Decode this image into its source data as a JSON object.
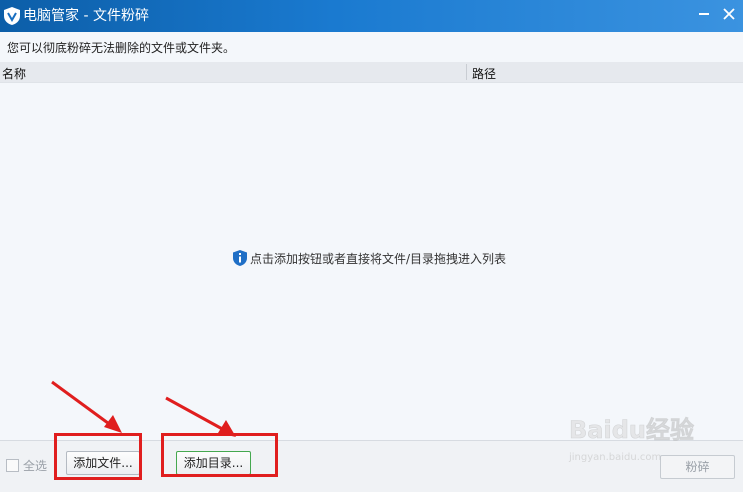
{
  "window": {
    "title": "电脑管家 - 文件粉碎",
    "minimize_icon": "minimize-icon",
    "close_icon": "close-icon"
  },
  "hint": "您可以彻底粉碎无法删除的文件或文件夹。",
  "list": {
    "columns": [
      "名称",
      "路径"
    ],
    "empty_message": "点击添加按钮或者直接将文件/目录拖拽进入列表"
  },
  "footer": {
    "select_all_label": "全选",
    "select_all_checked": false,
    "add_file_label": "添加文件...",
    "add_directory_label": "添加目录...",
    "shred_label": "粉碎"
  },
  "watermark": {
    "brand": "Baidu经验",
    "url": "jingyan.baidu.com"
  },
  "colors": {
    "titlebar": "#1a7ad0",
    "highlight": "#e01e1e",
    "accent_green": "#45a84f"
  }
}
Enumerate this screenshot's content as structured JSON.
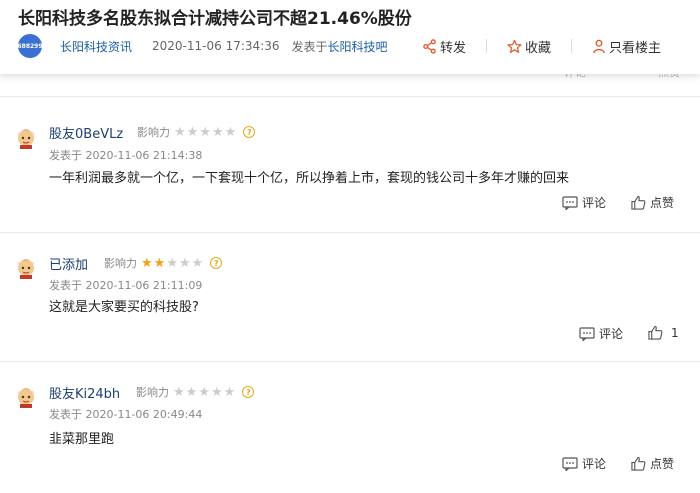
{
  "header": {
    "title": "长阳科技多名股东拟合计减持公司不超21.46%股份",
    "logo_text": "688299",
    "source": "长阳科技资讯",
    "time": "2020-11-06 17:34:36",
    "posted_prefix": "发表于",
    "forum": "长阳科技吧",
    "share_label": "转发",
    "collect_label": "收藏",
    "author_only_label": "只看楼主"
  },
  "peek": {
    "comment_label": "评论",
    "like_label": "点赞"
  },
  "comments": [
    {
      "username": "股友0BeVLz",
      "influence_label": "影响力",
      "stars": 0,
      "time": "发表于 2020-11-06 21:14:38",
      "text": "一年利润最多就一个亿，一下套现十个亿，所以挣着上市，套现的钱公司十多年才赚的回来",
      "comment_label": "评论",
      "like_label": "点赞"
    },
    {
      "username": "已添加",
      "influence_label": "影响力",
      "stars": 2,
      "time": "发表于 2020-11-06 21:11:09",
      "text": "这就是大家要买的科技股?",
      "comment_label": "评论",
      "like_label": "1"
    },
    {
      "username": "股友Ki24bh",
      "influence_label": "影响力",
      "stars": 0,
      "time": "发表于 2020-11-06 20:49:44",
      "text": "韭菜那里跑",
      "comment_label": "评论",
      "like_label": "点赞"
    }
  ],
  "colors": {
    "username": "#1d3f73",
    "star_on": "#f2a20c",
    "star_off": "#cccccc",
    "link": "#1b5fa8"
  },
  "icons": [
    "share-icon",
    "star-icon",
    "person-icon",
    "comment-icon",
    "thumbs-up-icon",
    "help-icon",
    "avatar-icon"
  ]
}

----

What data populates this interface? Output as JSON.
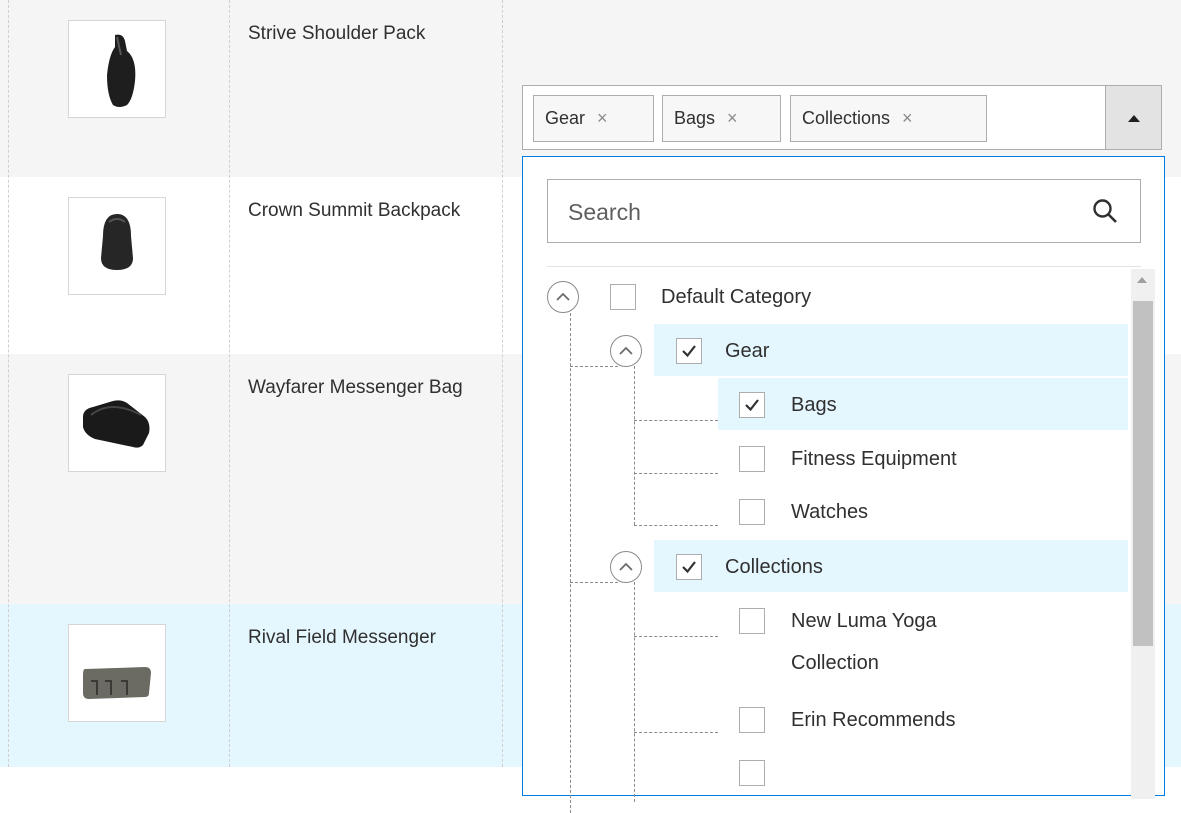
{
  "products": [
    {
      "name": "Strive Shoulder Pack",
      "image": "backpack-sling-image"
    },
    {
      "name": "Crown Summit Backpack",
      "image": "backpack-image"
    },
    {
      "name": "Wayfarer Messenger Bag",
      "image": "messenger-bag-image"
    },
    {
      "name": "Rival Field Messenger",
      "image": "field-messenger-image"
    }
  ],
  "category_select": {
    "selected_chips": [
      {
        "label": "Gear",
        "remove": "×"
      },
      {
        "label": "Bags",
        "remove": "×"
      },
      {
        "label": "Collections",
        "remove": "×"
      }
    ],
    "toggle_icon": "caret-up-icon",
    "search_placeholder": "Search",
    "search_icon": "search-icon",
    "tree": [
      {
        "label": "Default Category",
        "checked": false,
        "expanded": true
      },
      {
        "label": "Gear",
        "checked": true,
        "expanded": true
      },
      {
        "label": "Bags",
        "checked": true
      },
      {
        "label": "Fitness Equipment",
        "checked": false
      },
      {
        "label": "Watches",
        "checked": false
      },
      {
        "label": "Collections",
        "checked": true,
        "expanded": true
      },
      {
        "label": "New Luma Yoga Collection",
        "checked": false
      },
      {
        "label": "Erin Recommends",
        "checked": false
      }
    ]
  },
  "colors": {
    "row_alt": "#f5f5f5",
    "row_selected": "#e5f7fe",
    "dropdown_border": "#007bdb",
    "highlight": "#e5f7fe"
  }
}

----

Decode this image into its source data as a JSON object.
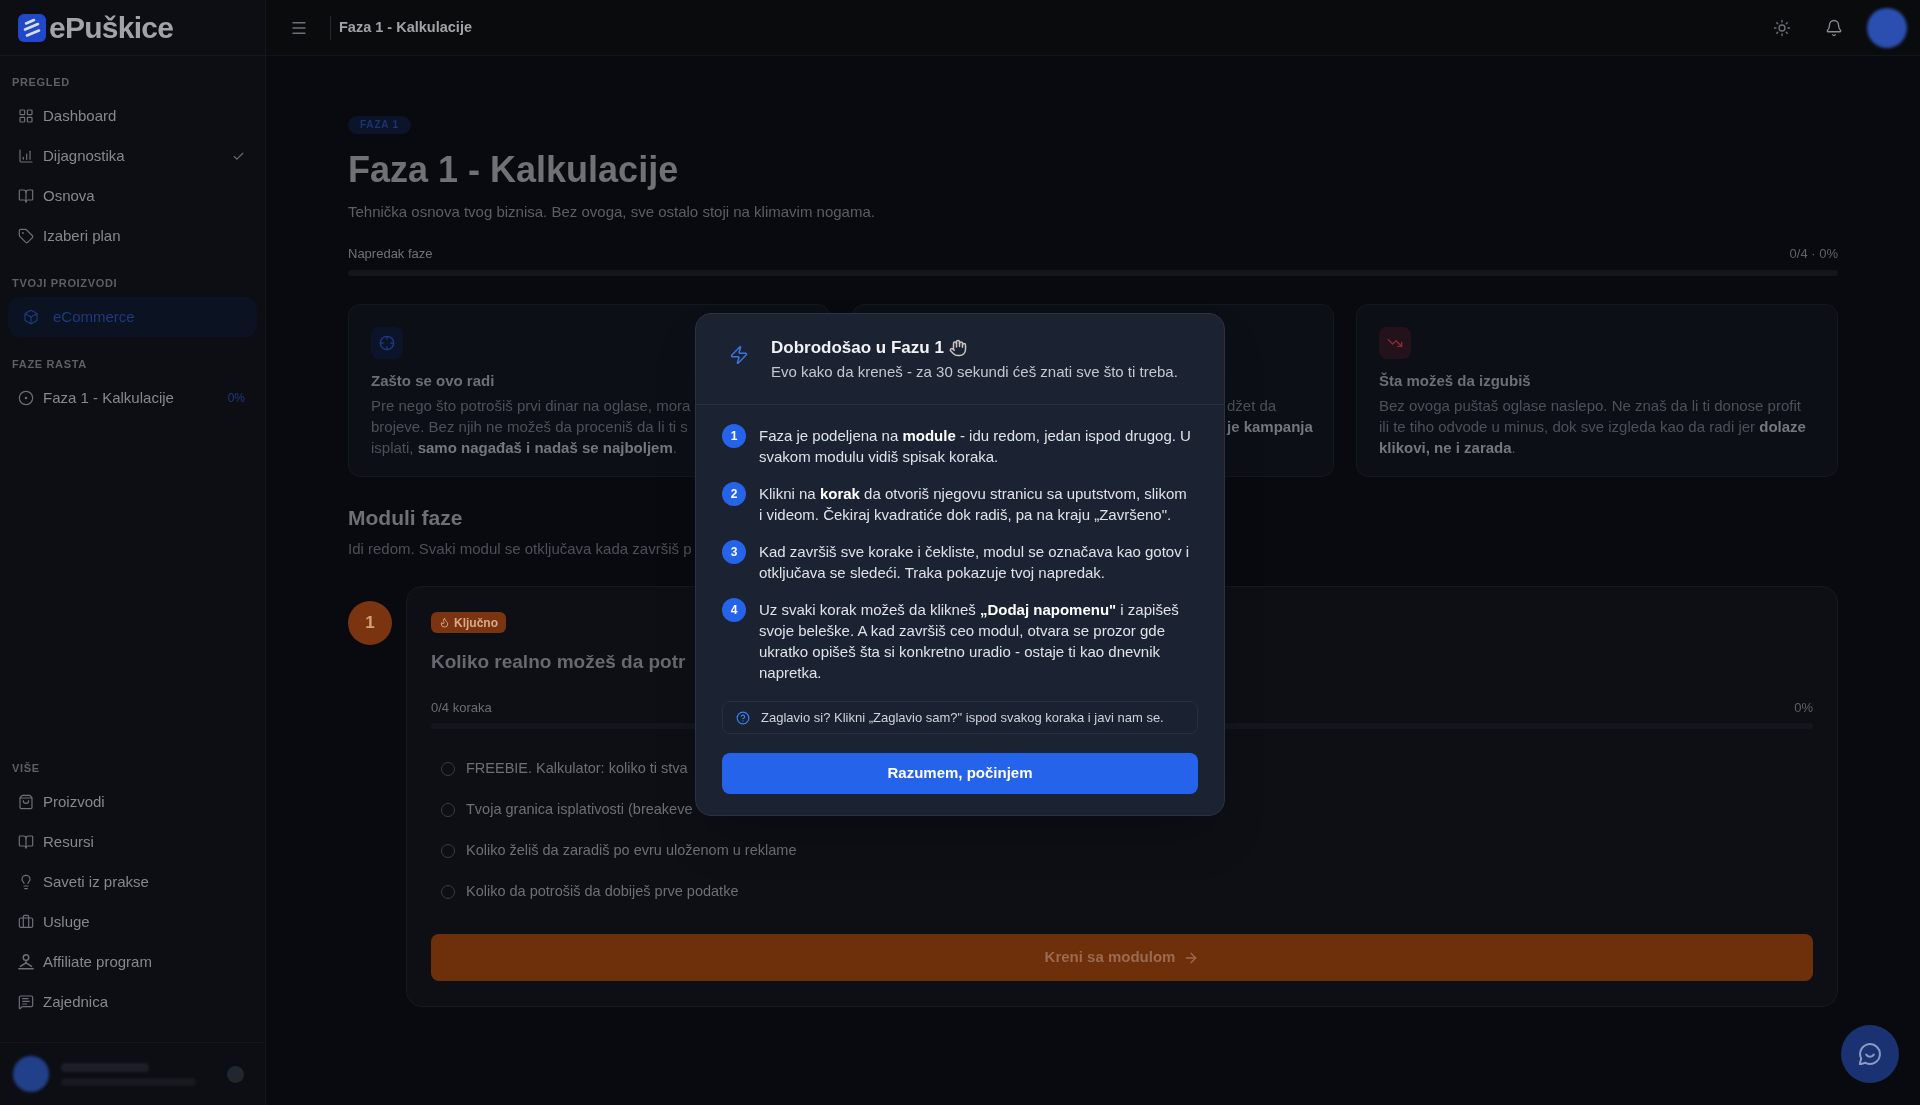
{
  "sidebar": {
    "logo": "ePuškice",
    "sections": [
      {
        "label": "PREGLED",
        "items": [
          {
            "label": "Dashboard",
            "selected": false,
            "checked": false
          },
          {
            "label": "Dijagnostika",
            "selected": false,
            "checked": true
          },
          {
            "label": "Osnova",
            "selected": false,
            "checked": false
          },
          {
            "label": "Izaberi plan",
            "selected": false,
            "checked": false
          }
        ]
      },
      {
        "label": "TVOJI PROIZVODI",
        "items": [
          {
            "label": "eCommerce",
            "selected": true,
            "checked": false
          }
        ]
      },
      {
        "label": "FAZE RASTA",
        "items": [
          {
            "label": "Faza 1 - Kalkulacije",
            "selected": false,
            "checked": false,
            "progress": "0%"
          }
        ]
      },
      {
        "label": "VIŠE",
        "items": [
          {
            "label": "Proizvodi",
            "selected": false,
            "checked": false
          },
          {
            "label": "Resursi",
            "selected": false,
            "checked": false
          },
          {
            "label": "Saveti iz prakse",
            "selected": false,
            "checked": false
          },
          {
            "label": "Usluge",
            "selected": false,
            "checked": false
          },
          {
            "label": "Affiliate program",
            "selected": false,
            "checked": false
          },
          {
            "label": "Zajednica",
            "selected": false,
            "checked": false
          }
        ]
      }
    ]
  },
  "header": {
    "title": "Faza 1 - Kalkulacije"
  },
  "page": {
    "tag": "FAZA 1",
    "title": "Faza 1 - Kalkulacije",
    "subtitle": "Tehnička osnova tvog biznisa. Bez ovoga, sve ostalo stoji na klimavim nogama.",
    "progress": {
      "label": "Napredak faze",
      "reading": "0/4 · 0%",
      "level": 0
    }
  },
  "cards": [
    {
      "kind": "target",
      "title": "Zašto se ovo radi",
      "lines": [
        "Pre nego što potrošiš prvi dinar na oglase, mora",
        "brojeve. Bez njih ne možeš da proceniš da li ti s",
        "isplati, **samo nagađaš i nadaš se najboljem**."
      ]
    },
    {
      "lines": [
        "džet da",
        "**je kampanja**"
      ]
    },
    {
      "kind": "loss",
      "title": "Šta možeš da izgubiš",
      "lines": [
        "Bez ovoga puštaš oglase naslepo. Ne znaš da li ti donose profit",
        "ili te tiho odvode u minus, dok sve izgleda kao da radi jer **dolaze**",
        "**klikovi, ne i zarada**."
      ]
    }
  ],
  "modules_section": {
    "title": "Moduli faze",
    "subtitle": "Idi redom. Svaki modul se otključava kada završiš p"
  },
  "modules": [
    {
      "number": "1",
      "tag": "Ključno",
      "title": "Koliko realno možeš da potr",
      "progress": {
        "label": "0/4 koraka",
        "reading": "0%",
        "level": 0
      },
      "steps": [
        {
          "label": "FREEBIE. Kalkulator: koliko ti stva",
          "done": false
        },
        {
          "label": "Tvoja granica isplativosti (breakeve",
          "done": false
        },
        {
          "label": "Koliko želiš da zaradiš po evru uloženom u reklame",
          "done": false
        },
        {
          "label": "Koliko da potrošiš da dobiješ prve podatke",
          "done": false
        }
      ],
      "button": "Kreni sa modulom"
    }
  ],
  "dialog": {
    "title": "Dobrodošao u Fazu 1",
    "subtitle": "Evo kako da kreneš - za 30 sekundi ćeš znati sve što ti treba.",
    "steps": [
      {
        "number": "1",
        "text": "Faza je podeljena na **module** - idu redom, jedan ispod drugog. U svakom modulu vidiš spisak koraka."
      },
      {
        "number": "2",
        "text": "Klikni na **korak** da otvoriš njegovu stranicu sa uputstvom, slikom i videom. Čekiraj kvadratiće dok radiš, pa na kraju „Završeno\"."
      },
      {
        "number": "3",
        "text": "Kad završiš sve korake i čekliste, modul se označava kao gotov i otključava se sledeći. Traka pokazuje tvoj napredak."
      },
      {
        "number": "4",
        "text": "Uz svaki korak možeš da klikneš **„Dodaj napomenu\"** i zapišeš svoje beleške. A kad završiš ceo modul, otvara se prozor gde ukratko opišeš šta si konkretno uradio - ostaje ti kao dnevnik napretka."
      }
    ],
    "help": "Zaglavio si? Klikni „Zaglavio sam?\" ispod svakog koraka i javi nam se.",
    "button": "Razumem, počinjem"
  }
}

----

Identify all lines where the word "završiš" shows up. Copy them.

    "subtitle": "Idi redom. Svaki modul se otključava kada završiš p"
        "text": "Kad završiš sve korake i čekliste, modul se označava kao gotov i otključava se sledeći. Traka pokazuje tvoj napredak."
        "text": "Uz svaki korak možeš da klikneš **„Dodaj napomenu\"** i zapišeš svoje beleške. A kad završiš ceo modul, otvara se prozor gde ukratko opišeš šta si konkretno uradio - ostaje ti kao dnevnik napretka."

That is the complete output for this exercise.